TASK REQUIREMENTS:
Write the material out again exactly.

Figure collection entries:

______

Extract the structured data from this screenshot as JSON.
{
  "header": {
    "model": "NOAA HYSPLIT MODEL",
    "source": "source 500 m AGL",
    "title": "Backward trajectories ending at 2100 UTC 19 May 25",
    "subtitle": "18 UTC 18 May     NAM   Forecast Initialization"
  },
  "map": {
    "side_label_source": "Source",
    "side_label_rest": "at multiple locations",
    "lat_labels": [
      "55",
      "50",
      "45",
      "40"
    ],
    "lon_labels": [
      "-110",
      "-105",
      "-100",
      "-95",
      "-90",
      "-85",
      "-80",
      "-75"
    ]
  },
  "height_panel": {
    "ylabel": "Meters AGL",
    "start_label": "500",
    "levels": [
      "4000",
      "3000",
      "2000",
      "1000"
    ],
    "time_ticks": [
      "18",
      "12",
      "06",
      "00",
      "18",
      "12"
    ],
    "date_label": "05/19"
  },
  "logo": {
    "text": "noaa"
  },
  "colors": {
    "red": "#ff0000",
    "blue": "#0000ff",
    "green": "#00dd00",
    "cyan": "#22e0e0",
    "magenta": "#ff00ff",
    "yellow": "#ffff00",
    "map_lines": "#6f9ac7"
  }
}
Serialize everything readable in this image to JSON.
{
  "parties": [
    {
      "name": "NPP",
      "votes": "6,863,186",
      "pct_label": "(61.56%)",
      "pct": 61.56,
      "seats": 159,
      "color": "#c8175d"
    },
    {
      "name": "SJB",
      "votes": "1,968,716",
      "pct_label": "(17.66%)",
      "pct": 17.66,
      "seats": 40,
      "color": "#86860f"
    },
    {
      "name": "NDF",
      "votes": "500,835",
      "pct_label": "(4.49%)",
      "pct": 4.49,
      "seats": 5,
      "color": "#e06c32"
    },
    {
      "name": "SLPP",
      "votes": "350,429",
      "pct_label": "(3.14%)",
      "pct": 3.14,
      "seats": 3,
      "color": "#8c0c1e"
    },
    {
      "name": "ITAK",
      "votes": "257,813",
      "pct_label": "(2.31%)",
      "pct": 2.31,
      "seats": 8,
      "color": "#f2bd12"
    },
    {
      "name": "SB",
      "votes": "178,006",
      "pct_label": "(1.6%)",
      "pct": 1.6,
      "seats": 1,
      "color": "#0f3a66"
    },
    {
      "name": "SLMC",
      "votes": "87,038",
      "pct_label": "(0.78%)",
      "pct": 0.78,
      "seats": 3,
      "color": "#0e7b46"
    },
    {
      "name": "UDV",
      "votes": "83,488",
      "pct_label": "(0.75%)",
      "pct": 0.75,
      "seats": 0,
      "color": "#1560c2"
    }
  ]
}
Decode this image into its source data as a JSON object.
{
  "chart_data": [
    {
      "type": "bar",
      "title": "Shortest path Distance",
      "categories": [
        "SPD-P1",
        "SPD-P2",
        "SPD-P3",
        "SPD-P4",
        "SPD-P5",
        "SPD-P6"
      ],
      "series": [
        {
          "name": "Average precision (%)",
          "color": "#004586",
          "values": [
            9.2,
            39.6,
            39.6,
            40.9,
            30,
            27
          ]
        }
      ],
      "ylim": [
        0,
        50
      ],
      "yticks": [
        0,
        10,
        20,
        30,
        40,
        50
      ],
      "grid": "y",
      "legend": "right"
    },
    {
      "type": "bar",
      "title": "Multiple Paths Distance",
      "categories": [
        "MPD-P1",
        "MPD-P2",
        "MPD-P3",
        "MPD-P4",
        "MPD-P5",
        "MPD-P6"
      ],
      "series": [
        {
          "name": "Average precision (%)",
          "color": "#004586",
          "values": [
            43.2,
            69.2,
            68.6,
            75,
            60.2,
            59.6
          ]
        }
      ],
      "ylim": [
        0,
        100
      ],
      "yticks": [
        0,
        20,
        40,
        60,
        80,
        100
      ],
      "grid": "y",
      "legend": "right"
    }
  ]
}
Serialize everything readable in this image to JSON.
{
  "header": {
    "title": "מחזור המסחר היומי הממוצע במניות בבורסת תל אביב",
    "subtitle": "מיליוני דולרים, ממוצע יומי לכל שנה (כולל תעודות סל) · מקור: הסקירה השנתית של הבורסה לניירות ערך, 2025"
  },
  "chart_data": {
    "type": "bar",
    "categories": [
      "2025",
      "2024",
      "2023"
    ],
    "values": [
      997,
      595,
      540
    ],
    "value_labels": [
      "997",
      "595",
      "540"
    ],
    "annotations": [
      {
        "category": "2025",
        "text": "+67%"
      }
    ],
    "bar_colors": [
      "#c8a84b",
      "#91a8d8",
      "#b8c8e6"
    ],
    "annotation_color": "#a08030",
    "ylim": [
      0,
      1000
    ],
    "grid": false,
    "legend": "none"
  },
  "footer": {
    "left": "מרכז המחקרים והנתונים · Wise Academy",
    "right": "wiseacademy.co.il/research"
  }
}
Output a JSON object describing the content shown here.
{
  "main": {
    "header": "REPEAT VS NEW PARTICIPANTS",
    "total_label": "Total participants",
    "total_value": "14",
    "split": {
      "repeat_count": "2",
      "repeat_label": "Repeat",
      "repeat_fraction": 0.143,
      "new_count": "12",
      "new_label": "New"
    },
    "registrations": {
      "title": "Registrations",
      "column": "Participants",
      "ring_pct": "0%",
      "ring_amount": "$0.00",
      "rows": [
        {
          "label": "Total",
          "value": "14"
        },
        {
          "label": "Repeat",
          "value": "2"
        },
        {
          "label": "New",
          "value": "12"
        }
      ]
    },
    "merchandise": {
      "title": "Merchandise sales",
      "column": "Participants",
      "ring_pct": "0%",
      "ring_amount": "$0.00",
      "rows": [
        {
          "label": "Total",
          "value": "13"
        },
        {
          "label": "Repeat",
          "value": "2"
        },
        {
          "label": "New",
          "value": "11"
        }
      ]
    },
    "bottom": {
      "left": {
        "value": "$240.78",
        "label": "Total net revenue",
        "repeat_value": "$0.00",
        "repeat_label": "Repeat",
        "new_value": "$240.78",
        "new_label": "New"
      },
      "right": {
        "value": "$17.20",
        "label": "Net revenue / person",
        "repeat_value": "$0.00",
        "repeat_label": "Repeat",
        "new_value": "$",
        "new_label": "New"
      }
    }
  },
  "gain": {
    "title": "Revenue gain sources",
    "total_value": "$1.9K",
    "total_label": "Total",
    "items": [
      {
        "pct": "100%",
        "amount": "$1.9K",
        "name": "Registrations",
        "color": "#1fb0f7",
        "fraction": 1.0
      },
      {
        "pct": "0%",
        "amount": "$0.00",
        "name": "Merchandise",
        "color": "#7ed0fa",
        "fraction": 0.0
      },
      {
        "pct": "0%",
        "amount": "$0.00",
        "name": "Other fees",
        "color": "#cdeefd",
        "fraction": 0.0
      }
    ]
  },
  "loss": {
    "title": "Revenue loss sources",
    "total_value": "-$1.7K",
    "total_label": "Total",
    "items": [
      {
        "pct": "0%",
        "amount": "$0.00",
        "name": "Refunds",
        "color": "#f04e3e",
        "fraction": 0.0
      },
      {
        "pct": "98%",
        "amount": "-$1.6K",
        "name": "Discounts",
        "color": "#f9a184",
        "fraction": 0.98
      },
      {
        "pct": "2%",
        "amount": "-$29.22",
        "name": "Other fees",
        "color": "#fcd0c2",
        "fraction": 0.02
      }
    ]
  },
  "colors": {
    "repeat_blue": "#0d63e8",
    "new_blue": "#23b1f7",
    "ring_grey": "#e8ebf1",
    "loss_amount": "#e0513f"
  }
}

______

SOLUTION TO THIS EXERCISE:
Extract the structured data from this screenshot as JSON.
{
  "header": {
    "model": "NOAA HYSPLIT MODEL",
    "source": "source 500 m AGL",
    "title": "Backward trajectories ending at 2100 UTC 19 May 25",
    "subtitle": "18 UTC 18 May     NAM   Forecast Initialization"
  },
  "map": {
    "side_label_source": "Source",
    "side_label_rest": "at multiple locations",
    "lat_labels": [
      "55",
      "50",
      "45",
      "40"
    ],
    "lon_labels": [
      "-110",
      "-105",
      "-100",
      "-95",
      "-90",
      "-85",
      "-80",
      "-75"
    ]
  },
  "height_panel": {
    "ylabel": "Meters AGL",
    "start_label": "500",
    "levels": [
      "4000",
      "3000",
      "2000",
      "1000"
    ],
    "time_ticks": [
      "18",
      "12",
      "06",
      "00",
      "18",
      "12"
    ],
    "date_label": "05/19"
  },
  "logo": {
    "text": "noaa"
  },
  "colors": {
    "red": "#ff0000",
    "blue": "#0000ff",
    "green": "#00dd00",
    "cyan": "#22e0e0",
    "magenta": "#ff00ff",
    "yellow": "#ffff00",
    "map_lines": "#6f9ac7"
  }
}
Serialize everything readable in this image to JSON.
{
  "parties": [
    {
      "name": "NPP",
      "votes": "6,863,186",
      "pct_label": "(61.56%)",
      "pct": 61.56,
      "seats": 159,
      "color": "#c8175d"
    },
    {
      "name": "SJB",
      "votes": "1,968,716",
      "pct_label": "(17.66%)",
      "pct": 17.66,
      "seats": 40,
      "color": "#86860f"
    },
    {
      "name": "NDF",
      "votes": "500,835",
      "pct_label": "(4.49%)",
      "pct": 4.49,
      "seats": 5,
      "color": "#e06c32"
    },
    {
      "name": "SLPP",
      "votes": "350,429",
      "pct_label": "(3.14%)",
      "pct": 3.14,
      "seats": 3,
      "color": "#8c0c1e"
    },
    {
      "name": "ITAK",
      "votes": "257,813",
      "pct_label": "(2.31%)",
      "pct": 2.31,
      "seats": 8,
      "color": "#f2bd12"
    },
    {
      "name": "SB",
      "votes": "178,006",
      "pct_label": "(1.6%)",
      "pct": 1.6,
      "seats": 1,
      "color": "#0f3a66"
    },
    {
      "name": "SLMC",
      "votes": "87,038",
      "pct_label": "(0.78%)",
      "pct": 0.78,
      "seats": 3,
      "color": "#0e7b46"
    },
    {
      "name": "UDV",
      "votes": "83,488",
      "pct_label": "(0.75%)",
      "pct": 0.75,
      "seats": 0,
      "color": "#1560c2"
    }
  ]
}
Decode this image into its source data as a JSON object.
{
  "chart_data": [
    {
      "type": "bar",
      "title": "Shortest path Distance",
      "categories": [
        "SPD-P1",
        "SPD-P2",
        "SPD-P3",
        "SPD-P4",
        "SPD-P5",
        "SPD-P6"
      ],
      "series": [
        {
          "name": "Average precision (%)",
          "color": "#004586",
          "values": [
            9.2,
            39.6,
            39.6,
            40.9,
            30,
            27
          ]
        }
      ],
      "ylim": [
        0,
        50
      ],
      "yticks": [
        0,
        10,
        20,
        30,
        40,
        50
      ],
      "grid": "y",
      "legend": "right"
    },
    {
      "type": "bar",
      "title": "Multiple Paths Distance",
      "categories": [
        "MPD-P1",
        "MPD-P2",
        "MPD-P3",
        "MPD-P4",
        "MPD-P5",
        "MPD-P6"
      ],
      "series": [
        {
          "name": "Average precision (%)",
          "color": "#004586",
          "values": [
            43.2,
            69.2,
            68.6,
            75,
            60.2,
            59.6
          ]
        }
      ],
      "ylim": [
        0,
        100
      ],
      "yticks": [
        0,
        20,
        40,
        60,
        80,
        100
      ],
      "grid": "y",
      "legend": "right"
    }
  ]
}
Serialize everything readable in this image to JSON.
{
  "header": {
    "title": "מחזור המסחר היומי הממוצע במניות בבורסת תל אביב",
    "subtitle": "מיליוני דולרים, ממוצע יומי לכל שנה (כולל תעודות סל) · מקור: הסקירה השנתית של הבורסה לניירות ערך, 2025"
  },
  "chart_data": {
    "type": "bar",
    "categories": [
      "2025",
      "2024",
      "2023"
    ],
    "values": [
      997,
      595,
      540
    ],
    "value_labels": [
      "997",
      "595",
      "540"
    ],
    "annotations": [
      {
        "category": "2025",
        "text": "+67%"
      }
    ],
    "bar_colors": [
      "#c8a84b",
      "#91a8d8",
      "#b8c8e6"
    ],
    "annotation_color": "#a08030",
    "ylim": [
      0,
      1000
    ],
    "grid": false,
    "legend": "none"
  },
  "footer": {
    "left": "מרכז המחקרים והנתונים · Wise Academy",
    "right": "wiseacademy.co.il/research"
  }
}
Output a JSON object describing the content shown here.
{
  "main": {
    "header": "REPEAT VS NEW PARTICIPANTS",
    "total_label": "Total participants",
    "total_value": "14",
    "split": {
      "repeat_count": "2",
      "repeat_label": "Repeat",
      "repeat_fraction": 0.143,
      "new_count": "12",
      "new_label": "New"
    },
    "registrations": {
      "title": "Registrations",
      "column": "Participants",
      "ring_pct": "0%",
      "ring_amount": "$0.00",
      "rows": [
        {
          "label": "Total",
          "value": "14"
        },
        {
          "label": "Repeat",
          "value": "2"
        },
        {
          "label": "New",
          "value": "12"
        }
      ]
    },
    "merchandise": {
      "title": "Merchandise sales",
      "column": "Participants",
      "ring_pct": "0%",
      "ring_amount": "$0.00",
      "rows": [
        {
          "label": "Total",
          "value": "13"
        },
        {
          "label": "Repeat",
          "value": "2"
        },
        {
          "label": "New",
          "value": "11"
        }
      ]
    },
    "bottom": {
      "left": {
        "value": "$240.78",
        "label": "Total net revenue",
        "repeat_value": "$0.00",
        "repeat_label": "Repeat",
        "new_value": "$240.78",
        "new_label": "New"
      },
      "right": {
        "value": "$17.20",
        "label": "Net revenue / person",
        "repeat_value": "$0.00",
        "repeat_label": "Repeat",
        "new_value": "$",
        "new_label": "New"
      }
    }
  },
  "gain": {
    "title": "Revenue gain sources",
    "total_value": "$1.9K",
    "total_label": "Total",
    "items": [
      {
        "pct": "100%",
        "amount": "$1.9K",
        "name": "Registrations",
        "color": "#1fb0f7",
        "fraction": 1.0
      },
      {
        "pct": "0%",
        "amount": "$0.00",
        "name": "Merchandise",
        "color": "#7ed0fa",
        "fraction": 0.0
      },
      {
        "pct": "0%",
        "amount": "$0.00",
        "name": "Other fees",
        "color": "#cdeefd",
        "fraction": 0.0
      }
    ]
  },
  "loss": {
    "title": "Revenue loss sources",
    "total_value": "-$1.7K",
    "total_label": "Total",
    "items": [
      {
        "pct": "0%",
        "amount": "$0.00",
        "name": "Refunds",
        "color": "#f04e3e",
        "fraction": 0.0
      },
      {
        "pct": "98%",
        "amount": "-$1.6K",
        "name": "Discounts",
        "color": "#f9a184",
        "fraction": 0.98
      },
      {
        "pct": "2%",
        "amount": "-$29.22",
        "name": "Other fees",
        "color": "#fcd0c2",
        "fraction": 0.02
      }
    ]
  },
  "colors": {
    "repeat_blue": "#0d63e8",
    "new_blue": "#23b1f7",
    "ring_grey": "#e8ebf1",
    "loss_amount": "#e0513f"
  }
}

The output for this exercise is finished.